-- Opening Marker --

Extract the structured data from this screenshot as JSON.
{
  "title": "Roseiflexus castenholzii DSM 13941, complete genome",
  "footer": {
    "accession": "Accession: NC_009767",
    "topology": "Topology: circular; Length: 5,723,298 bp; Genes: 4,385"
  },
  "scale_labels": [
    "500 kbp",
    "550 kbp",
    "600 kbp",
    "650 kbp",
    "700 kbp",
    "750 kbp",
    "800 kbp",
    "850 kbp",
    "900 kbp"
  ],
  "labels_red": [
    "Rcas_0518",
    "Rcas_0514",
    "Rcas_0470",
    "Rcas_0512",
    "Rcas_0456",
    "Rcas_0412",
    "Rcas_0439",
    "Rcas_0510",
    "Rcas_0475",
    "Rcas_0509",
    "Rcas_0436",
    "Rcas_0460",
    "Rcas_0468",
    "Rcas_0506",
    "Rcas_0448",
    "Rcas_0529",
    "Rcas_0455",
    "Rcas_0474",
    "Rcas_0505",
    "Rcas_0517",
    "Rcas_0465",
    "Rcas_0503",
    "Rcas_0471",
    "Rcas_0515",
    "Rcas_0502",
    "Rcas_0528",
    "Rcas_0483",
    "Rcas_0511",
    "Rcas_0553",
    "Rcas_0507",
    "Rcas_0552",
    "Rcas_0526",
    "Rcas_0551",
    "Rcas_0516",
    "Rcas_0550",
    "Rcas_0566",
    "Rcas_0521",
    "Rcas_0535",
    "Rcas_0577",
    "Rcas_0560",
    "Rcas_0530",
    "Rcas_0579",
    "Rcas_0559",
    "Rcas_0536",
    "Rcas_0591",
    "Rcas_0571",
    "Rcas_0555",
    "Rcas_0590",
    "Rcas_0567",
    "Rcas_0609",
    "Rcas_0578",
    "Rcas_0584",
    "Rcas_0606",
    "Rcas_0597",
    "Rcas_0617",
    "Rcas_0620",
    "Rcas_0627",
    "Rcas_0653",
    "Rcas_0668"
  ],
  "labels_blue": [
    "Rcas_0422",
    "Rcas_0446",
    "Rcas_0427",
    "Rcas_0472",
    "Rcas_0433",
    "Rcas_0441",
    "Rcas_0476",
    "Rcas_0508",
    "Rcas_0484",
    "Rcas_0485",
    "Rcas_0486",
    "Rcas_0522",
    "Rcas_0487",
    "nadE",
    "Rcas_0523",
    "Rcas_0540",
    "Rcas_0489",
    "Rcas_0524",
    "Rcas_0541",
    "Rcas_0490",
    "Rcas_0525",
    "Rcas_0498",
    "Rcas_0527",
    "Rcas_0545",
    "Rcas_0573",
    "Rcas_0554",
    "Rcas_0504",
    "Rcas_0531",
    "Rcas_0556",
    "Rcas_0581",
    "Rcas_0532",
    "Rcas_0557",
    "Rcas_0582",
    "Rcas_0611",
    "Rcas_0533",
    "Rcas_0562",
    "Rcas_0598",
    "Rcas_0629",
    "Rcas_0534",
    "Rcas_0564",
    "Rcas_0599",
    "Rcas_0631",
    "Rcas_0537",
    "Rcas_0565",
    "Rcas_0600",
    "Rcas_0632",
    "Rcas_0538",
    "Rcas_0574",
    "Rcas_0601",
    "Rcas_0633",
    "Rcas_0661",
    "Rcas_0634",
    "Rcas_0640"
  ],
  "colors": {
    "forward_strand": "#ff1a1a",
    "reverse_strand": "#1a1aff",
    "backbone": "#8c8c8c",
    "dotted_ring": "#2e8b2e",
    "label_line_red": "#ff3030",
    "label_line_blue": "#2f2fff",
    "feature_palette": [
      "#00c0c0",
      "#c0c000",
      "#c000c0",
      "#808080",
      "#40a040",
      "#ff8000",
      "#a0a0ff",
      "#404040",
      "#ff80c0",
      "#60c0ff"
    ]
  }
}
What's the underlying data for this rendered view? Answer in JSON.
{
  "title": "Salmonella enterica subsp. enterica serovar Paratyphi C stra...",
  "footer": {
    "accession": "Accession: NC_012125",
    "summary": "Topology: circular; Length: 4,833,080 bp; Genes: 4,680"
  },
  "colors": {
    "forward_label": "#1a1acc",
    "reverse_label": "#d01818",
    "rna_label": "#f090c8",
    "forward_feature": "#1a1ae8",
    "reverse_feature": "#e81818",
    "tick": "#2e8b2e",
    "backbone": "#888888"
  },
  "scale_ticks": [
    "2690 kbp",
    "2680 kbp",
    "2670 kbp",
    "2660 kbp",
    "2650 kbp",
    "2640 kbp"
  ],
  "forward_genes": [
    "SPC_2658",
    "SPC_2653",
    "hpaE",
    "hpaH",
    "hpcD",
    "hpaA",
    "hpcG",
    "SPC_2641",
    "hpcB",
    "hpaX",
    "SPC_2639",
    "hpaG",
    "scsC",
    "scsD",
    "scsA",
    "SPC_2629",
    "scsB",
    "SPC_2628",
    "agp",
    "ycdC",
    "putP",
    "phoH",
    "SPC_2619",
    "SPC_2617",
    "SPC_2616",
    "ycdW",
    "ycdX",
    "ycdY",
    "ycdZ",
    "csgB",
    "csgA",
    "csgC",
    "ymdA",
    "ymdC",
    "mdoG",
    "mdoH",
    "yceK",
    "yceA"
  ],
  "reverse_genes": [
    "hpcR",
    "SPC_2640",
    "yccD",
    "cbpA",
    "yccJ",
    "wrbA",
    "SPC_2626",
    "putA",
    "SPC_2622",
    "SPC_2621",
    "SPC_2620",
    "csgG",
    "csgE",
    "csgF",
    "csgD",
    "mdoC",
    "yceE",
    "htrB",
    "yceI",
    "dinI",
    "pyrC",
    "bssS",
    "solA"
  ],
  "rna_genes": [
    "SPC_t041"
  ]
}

-- Closing Marker --
-- Opening Marker --

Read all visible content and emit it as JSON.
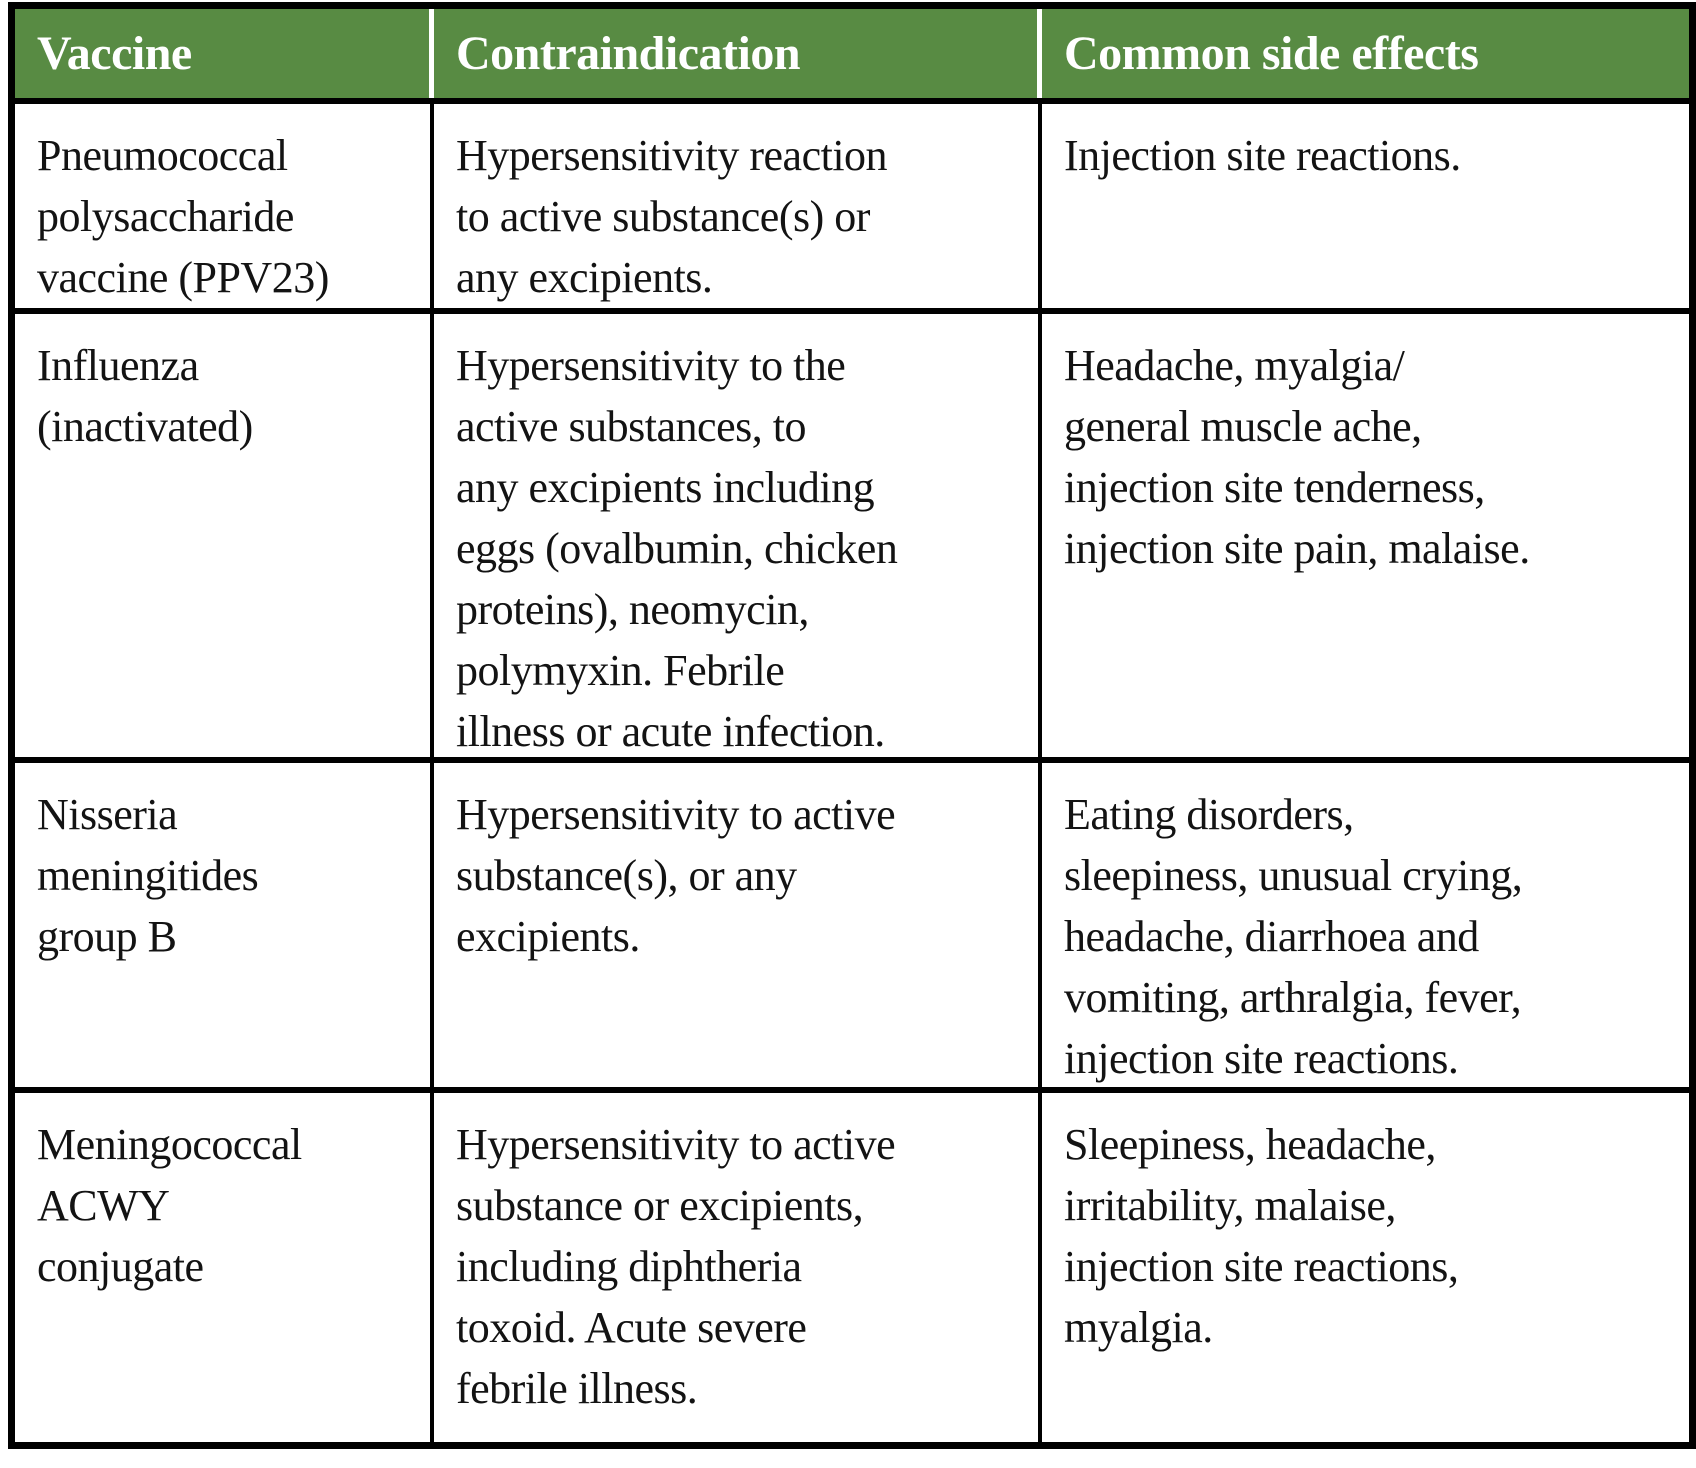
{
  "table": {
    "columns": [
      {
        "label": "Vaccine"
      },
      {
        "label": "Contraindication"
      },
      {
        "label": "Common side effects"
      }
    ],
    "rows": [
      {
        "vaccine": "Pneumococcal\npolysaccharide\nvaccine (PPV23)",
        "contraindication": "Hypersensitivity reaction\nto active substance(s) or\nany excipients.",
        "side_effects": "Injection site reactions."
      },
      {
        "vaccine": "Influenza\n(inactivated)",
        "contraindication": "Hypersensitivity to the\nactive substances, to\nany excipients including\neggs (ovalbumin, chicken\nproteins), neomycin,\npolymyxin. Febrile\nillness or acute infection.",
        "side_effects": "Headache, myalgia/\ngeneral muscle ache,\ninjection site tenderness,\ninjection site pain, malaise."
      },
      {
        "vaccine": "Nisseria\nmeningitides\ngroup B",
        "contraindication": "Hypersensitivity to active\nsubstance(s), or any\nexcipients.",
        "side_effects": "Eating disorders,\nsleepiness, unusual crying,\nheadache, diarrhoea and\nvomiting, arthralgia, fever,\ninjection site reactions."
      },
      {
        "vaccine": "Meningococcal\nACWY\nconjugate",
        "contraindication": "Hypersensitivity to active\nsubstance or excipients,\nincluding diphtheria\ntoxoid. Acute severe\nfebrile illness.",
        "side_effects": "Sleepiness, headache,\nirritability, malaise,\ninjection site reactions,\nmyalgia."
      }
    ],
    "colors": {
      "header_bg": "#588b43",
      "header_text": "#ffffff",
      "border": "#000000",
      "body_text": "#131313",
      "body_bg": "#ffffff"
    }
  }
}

-- Closing Marker --

== Assignment ==
The answer is a single number, the count of lines in the records that contain the string "data".

== Solution to this task ==
2